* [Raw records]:
====

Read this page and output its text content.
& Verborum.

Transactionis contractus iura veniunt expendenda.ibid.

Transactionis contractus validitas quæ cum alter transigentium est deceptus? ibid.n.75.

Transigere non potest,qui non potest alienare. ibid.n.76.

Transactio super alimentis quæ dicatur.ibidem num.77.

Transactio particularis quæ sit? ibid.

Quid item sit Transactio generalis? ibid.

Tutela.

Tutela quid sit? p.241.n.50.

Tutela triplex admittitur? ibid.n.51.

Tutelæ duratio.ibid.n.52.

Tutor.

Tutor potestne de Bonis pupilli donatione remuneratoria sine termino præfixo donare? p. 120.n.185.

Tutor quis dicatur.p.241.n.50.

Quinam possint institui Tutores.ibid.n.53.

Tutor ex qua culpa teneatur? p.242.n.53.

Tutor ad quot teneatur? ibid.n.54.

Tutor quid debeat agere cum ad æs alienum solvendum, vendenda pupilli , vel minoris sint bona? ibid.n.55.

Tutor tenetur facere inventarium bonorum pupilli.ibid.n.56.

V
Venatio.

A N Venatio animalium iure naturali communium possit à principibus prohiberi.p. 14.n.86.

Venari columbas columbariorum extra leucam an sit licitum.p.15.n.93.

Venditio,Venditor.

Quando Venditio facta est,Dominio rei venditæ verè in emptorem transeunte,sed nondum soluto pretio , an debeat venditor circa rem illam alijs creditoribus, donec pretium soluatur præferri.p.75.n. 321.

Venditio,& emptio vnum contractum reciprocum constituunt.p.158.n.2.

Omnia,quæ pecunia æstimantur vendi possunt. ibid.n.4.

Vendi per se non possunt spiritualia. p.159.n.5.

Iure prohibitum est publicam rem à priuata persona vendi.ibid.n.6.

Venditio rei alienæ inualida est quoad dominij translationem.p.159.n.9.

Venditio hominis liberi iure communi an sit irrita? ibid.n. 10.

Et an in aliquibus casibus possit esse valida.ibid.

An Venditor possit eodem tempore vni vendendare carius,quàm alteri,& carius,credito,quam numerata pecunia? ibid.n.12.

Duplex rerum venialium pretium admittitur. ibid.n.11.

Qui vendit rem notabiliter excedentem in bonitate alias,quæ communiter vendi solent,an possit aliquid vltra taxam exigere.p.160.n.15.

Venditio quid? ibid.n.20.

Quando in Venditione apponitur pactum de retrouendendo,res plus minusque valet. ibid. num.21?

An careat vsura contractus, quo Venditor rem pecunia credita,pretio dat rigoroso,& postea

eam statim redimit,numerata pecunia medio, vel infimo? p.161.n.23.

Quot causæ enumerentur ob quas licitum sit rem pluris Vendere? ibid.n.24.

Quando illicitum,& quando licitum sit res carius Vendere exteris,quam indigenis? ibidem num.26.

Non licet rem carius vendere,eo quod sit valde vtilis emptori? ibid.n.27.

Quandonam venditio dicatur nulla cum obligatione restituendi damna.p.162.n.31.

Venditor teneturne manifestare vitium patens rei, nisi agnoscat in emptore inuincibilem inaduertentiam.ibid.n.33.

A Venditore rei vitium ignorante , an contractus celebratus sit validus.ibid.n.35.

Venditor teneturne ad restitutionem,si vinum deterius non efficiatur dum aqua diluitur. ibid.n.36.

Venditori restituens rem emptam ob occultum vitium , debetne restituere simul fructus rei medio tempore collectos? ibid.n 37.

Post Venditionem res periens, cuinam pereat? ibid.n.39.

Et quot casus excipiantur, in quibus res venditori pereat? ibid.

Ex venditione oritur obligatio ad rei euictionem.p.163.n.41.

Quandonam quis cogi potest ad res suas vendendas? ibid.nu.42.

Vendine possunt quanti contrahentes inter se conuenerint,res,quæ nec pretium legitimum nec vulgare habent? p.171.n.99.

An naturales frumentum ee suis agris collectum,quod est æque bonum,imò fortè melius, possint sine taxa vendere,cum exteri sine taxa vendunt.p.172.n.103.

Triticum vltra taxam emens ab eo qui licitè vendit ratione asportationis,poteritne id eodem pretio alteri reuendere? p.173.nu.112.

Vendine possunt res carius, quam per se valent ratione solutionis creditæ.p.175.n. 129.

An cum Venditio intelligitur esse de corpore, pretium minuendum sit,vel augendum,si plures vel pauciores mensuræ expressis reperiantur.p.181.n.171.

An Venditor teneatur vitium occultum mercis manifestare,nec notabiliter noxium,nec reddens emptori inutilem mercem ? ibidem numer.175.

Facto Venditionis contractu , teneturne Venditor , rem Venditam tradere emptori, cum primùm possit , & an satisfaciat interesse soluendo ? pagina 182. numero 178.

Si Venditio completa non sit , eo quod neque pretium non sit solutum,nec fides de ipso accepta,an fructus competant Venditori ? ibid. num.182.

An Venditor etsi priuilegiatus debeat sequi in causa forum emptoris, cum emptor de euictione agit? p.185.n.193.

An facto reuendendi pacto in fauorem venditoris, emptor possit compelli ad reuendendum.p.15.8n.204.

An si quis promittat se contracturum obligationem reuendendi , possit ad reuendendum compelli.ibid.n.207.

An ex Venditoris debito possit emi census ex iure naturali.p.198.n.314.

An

====

* [WHAT IS EXPECTED]: Each record above should be restated word for word.

* [RESPONSE]:
Read this page and output its text content.
& Verborum.

Transactionis contractus iura veniunt expendenda.ibid.

Transactionis contractus validitas quæ cum alter transigentium est deceptus? ibid.n.75.

Transigere non potest,qui non potest alienare. ibid.n.76.

Transactio super alimentis quæ dicatur.ibidem num.77.

Transactio particularis quæ sit? ibid.

Quid item sit Transactio generalis? ibid.

Tutela.

Tutela quid sit? p.241.n.50.

Tutela triplex admittitur? ibid.n.51.

Tutelæ duratio.ibid.n.52.

Tutor.

Tutor potestne de Bonis pupilli donatione remuneratoria sine termino præfixo donare? p. 120.n.185.

Tutor quis dicatur.p.241.n.50.

Quinam possint institui Tutores.ibid.n.53.

Tutor ex qua culpa teneatur? p.242.n.53.

Tutor ad quot teneatur? ibid.n.54.

Tutor quid debeat agere cum ad æs alienum solvendum, vendenda pupilli , vel minoris sint bona? ibid.n.55.

Tutor tenetur facere inventarium bonorum pupilli.ibid.n.56.

V
Venatio.

A N Venatio animalium iure naturali communium possit à principibus prohiberi.p. 14.n.86.

Venari columbas columbariorum extra leucam an sit licitum.p.15.n.93.

Venditio,Venditor.

Quando Venditio facta est,Dominio rei venditæ verè in emptorem transeunte,sed nondum soluto pretio , an debeat venditor circa rem illam alijs creditoribus, donec pretium soluatur præferri.p.75.n. 321.

Venditio,& emptio vnum contractum reciprocum constituunt.p.158.n.2.

Omnia,quæ pecunia æstimantur vendi possunt. ibid.n.4.

Vendi per se non possunt spiritualia. p.159.n.5.

Iure prohibitum est publicam rem à priuata persona vendi.ibid.n.6.

Venditio rei alienæ inualida est quoad dominij translationem.p.159.n.9.

Venditio hominis liberi iure communi an sit irrita? ibid.n. 10.

Et an in aliquibus casibus possit esse valida.ibid.

An Venditor possit eodem tempore vni vendendare carius,quàm alteri,& carius,credito,quam numerata pecunia? ibid.n.12.

Duplex rerum venialium pretium admittitur. ibid.n.11.

Qui vendit rem notabiliter excedentem in bonitate alias,quæ communiter vendi solent,an possit aliquid vltra taxam exigere.p.160.n.15.

Venditio quid? ibid.n.20.

Quando in Venditione apponitur pactum de retrouendendo,res plus minusque valet. ibid. num.21?

An careat vsura contractus, quo Venditor rem pecunia credita,pretio dat rigoroso,& postea

eam statim redimit,numerata pecunia medio, vel infimo? p.161.n.23.

Quot causæ enumerentur ob quas licitum sit rem pluris Vendere? ibid.n.24.

Quando illicitum,& quando licitum sit res carius Vendere exteris,quam indigenis? ibidem num.26.

Non licet rem carius vendere,eo quod sit valde vtilis emptori? ibid.n.27.

Quandonam venditio dicatur nulla cum obligatione restituendi damna.p.162.n.31.

Venditor teneturne manifestare vitium patens rei, nisi agnoscat in emptore inuincibilem inaduertentiam.ibid.n.33.

A Venditore rei vitium ignorante , an contractus celebratus sit validus.ibid.n.35.

Venditor teneturne ad restitutionem,si vinum deterius non efficiatur dum aqua diluitur. ibid.n.36.

Venditori restituens rem emptam ob occultum vitium , debetne restituere simul fructus rei medio tempore collectos? ibid.n 37.

Post Venditionem res periens, cuinam pereat? ibid.n.39.

Et quot casus excipiantur, in quibus res venditori pereat? ibid.

Ex venditione oritur obligatio ad rei euictionem.p.163.n.41.

Quandonam quis cogi potest ad res suas vendendas? ibid.nu.42.

Vendine possunt quanti contrahentes inter se conuenerint,res,quæ nec pretium legitimum nec vulgare habent? p.171.n.99.

An naturales frumentum ee suis agris collectum,quod est æque bonum,imò fortè melius, possint sine taxa vendere,cum exteri sine taxa vendunt.p.172.n.103.

Triticum vltra taxam emens ab eo qui licitè vendit ratione asportationis,poteritne id eodem pretio alteri reuendere? p.173.nu.112.

Vendine possunt res carius, quam per se valent ratione solutionis creditæ.p.175.n. 129.

An cum Venditio intelligitur esse de corpore, pretium minuendum sit,vel augendum,si plures vel pauciores mensuræ expressis reperiantur.p.181.n.171.

An Venditor teneatur vitium occultum mercis manifestare,nec notabiliter noxium,nec reddens emptori inutilem mercem ? ibidem numer.175.

Facto Venditionis contractu , teneturne Venditor , rem Venditam tradere emptori, cum primùm possit , & an satisfaciat interesse soluendo ? pagina 182. numero 178.

Si Venditio completa non sit , eo quod neque pretium non sit solutum,nec fides de ipso accepta,an fructus competant Venditori ? ibid. num.182.

An Venditor etsi priuilegiatus debeat sequi in causa forum emptoris, cum emptor de euictione agit? p.185.n.193.

An facto reuendendi pacto in fauorem venditoris, emptor possit compelli ad reuendendum.p.15.8n.204.

An si quis promittat se contracturum obligationem reuendendi , possit ad reuendendum compelli.ibid.n.207.

An ex Venditoris debito possit emi census ex iure naturali.p.198.n.314.

An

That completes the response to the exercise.